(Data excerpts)
__________________________________________________
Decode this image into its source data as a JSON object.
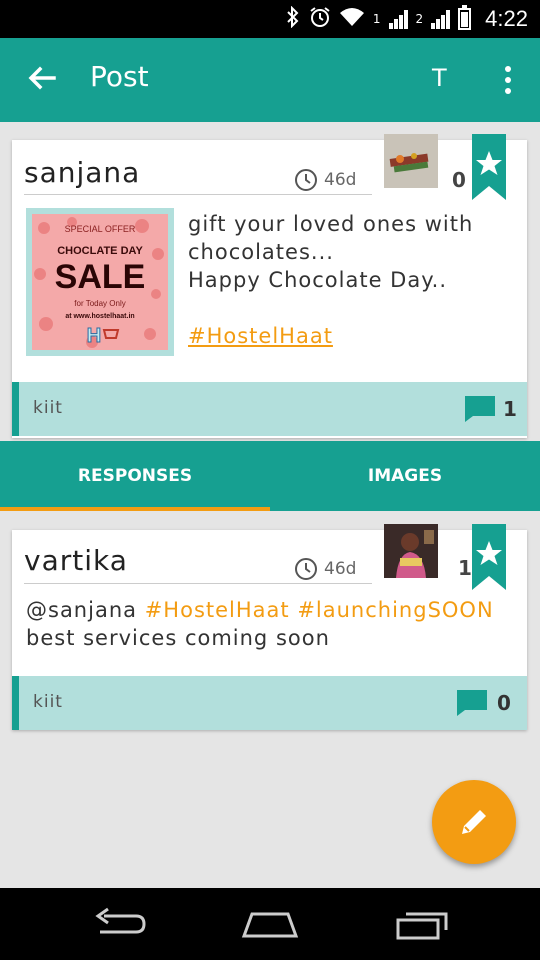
{
  "status_bar": {
    "time": "4:22",
    "sim1_label": "1",
    "sim2_label": "2",
    "icons": [
      "bluetooth-icon",
      "alarm-icon",
      "wifi-icon",
      "signal-icon",
      "battery-icon"
    ]
  },
  "app_bar": {
    "title": "Post",
    "t_button": "T",
    "back_icon": "arrow-back-icon",
    "more_icon": "more-vert-icon"
  },
  "post": {
    "username": "sanjana",
    "time": "46d",
    "likes": "0",
    "text_lines": [
      "gift your loved ones with",
      "chocolates...",
      "Happy Chocolate Day.."
    ],
    "hashtag": "#HostelHaat",
    "image": {
      "line1": "SPECIAL OFFER",
      "line2": "CHOCLATE DAY",
      "line3": "SALE",
      "line4": "for Today Only",
      "line5": "at www.hostelhaat.in",
      "line6": "H"
    },
    "footer_label": "kiit",
    "comment_count": "1"
  },
  "tabs": [
    {
      "label": "RESPONSES",
      "active": true
    },
    {
      "label": "IMAGES",
      "active": false
    }
  ],
  "response": {
    "username": "vartika",
    "time": "46d",
    "likes": "1",
    "mention": "@sanjana",
    "tag1": "#HostelHaat",
    "tag2": "#launchingSOON",
    "line2": "best services coming soon",
    "footer_label": "kiit",
    "comment_count": "0"
  },
  "colors": {
    "primary": "#16a091",
    "accent": "#f39c12",
    "footer_bg": "#b2dfdc"
  }
}
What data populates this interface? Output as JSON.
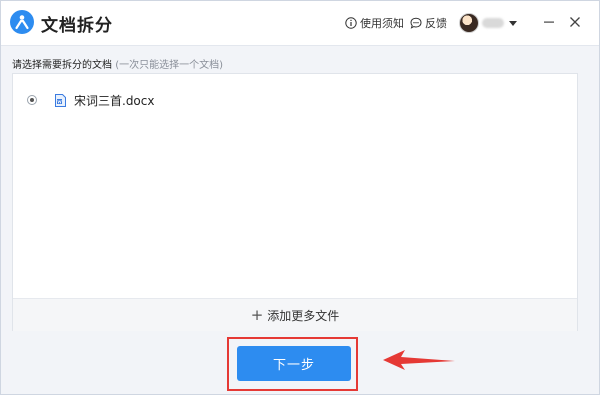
{
  "titlebar": {
    "app_title": "文档拆分",
    "help_label": "使用须知",
    "feedback_label": "反馈"
  },
  "instruction": {
    "text": "请选择需要拆分的文档",
    "hint": "(一次只能选择一个文档)"
  },
  "files": [
    {
      "name": "宋词三首.docx",
      "selected": true
    }
  ],
  "add_more_label": "添加更多文件",
  "next_button_label": "下一步",
  "colors": {
    "accent": "#2d8cf0",
    "annotation": "#e53935"
  }
}
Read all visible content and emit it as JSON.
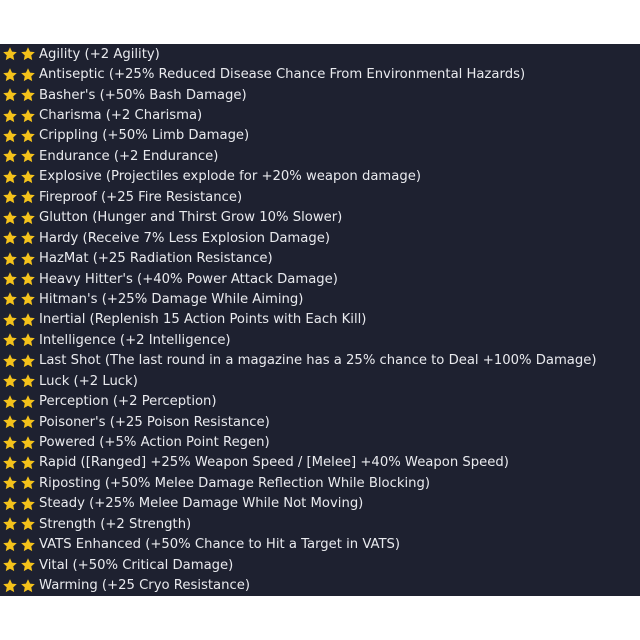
{
  "star_color": "#f4c21b",
  "star_icon": "star-icon",
  "panel_background": "#1e2130",
  "text_color": "#e9eaee",
  "perks": [
    "Agility (+2 Agility)",
    "Antiseptic (+25% Reduced Disease Chance From Environmental Hazards)",
    "Basher's (+50% Bash Damage)",
    "Charisma (+2 Charisma)",
    "Crippling (+50% Limb Damage)",
    "Endurance (+2 Endurance)",
    "Explosive (Projectiles explode for +20% weapon damage)",
    "Fireproof (+25 Fire Resistance)",
    "Glutton (Hunger and Thirst Grow 10% Slower)",
    "Hardy (Receive 7% Less Explosion Damage)",
    "HazMat (+25 Radiation Resistance)",
    "Heavy Hitter's (+40% Power Attack Damage)",
    "Hitman's (+25% Damage While Aiming)",
    "Inertial (Replenish 15 Action Points with Each Kill)",
    "Intelligence (+2 Intelligence)",
    "Last Shot (The last round in a magazine has a 25% chance to Deal +100% Damage)",
    "Luck (+2 Luck)",
    "Perception (+2 Perception)",
    "Poisoner's (+25 Poison Resistance)",
    "Powered (+5% Action Point Regen)",
    "Rapid ([Ranged] +25% Weapon Speed / [Melee] +40% Weapon Speed)",
    "Riposting (+50% Melee Damage Reflection While Blocking)",
    "Steady (+25% Melee Damage While Not Moving)",
    "Strength (+2 Strength)",
    "VATS Enhanced (+50% Chance to Hit a Target in VATS)",
    "Vital (+50% Critical Damage)",
    "Warming (+25 Cryo Resistance)"
  ]
}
__________________________________________________
Stated goal – Return to the listing above and set it down exactly, leaving out its pictures.

Result of the task –
Decode this image into its source data as a JSON object.
{
  "status_bar": {
    "time": "4:22",
    "sim1_label": "1",
    "sim2_label": "2",
    "icons": [
      "bluetooth-icon",
      "alarm-icon",
      "wifi-icon",
      "signal-icon",
      "battery-icon"
    ]
  },
  "app_bar": {
    "title": "Post",
    "t_button": "T",
    "back_icon": "arrow-back-icon",
    "more_icon": "more-vert-icon"
  },
  "post": {
    "username": "sanjana",
    "time": "46d",
    "likes": "0",
    "text_lines": [
      "gift your loved ones with",
      "chocolates...",
      "Happy Chocolate Day.."
    ],
    "hashtag": "#HostelHaat",
    "image": {
      "line1": "SPECIAL OFFER",
      "line2": "CHOCLATE DAY",
      "line3": "SALE",
      "line4": "for Today Only",
      "line5": "at www.hostelhaat.in",
      "line6": "H"
    },
    "footer_label": "kiit",
    "comment_count": "1"
  },
  "tabs": [
    {
      "label": "RESPONSES",
      "active": true
    },
    {
      "label": "IMAGES",
      "active": false
    }
  ],
  "response": {
    "username": "vartika",
    "time": "46d",
    "likes": "1",
    "mention": "@sanjana",
    "tag1": "#HostelHaat",
    "tag2": "#launchingSOON",
    "line2": "best services coming soon",
    "footer_label": "kiit",
    "comment_count": "0"
  },
  "colors": {
    "primary": "#16a091",
    "accent": "#f39c12",
    "footer_bg": "#b2dfdc"
  }
}
What data populates this interface? Output as JSON.
{
  "titlebar": {
    "app_title": "文档拆分",
    "help_label": "使用须知",
    "feedback_label": "反馈"
  },
  "instruction": {
    "text": "请选择需要拆分的文档",
    "hint": "(一次只能选择一个文档)"
  },
  "files": [
    {
      "name": "宋词三首.docx",
      "selected": true
    }
  ],
  "add_more_label": "添加更多文件",
  "next_button_label": "下一步",
  "colors": {
    "accent": "#2d8cf0",
    "annotation": "#e53935"
  }
}
Read all visible content and emit it as JSON.
{
  "star_color": "#f4c21b",
  "star_icon": "star-icon",
  "panel_background": "#1e2130",
  "text_color": "#e9eaee",
  "perks": [
    "Agility (+2 Agility)",
    "Antiseptic (+25% Reduced Disease Chance From Environmental Hazards)",
    "Basher's (+50% Bash Damage)",
    "Charisma (+2 Charisma)",
    "Crippling (+50% Limb Damage)",
    "Endurance (+2 Endurance)",
    "Explosive (Projectiles explode for +20% weapon damage)",
    "Fireproof (+25 Fire Resistance)",
    "Glutton (Hunger and Thirst Grow 10% Slower)",
    "Hardy (Receive 7% Less Explosion Damage)",
    "HazMat (+25 Radiation Resistance)",
    "Heavy Hitter's (+40% Power Attack Damage)",
    "Hitman's (+25% Damage While Aiming)",
    "Inertial (Replenish 15 Action Points with Each Kill)",
    "Intelligence (+2 Intelligence)",
    "Last Shot (The last round in a magazine has a 25% chance to Deal +100% Damage)",
    "Luck (+2 Luck)",
    "Perception (+2 Perception)",
    "Poisoner's (+25 Poison Resistance)",
    "Powered (+5% Action Point Regen)",
    "Rapid ([Ranged] +25% Weapon Speed / [Melee] +40% Weapon Speed)",
    "Riposting (+50% Melee Damage Reflection While Blocking)",
    "Steady (+25% Melee Damage While Not Moving)",
    "Strength (+2 Strength)",
    "VATS Enhanced (+50% Chance to Hit a Target in VATS)",
    "Vital (+50% Critical Damage)",
    "Warming (+25 Cryo Resistance)"
  ]
}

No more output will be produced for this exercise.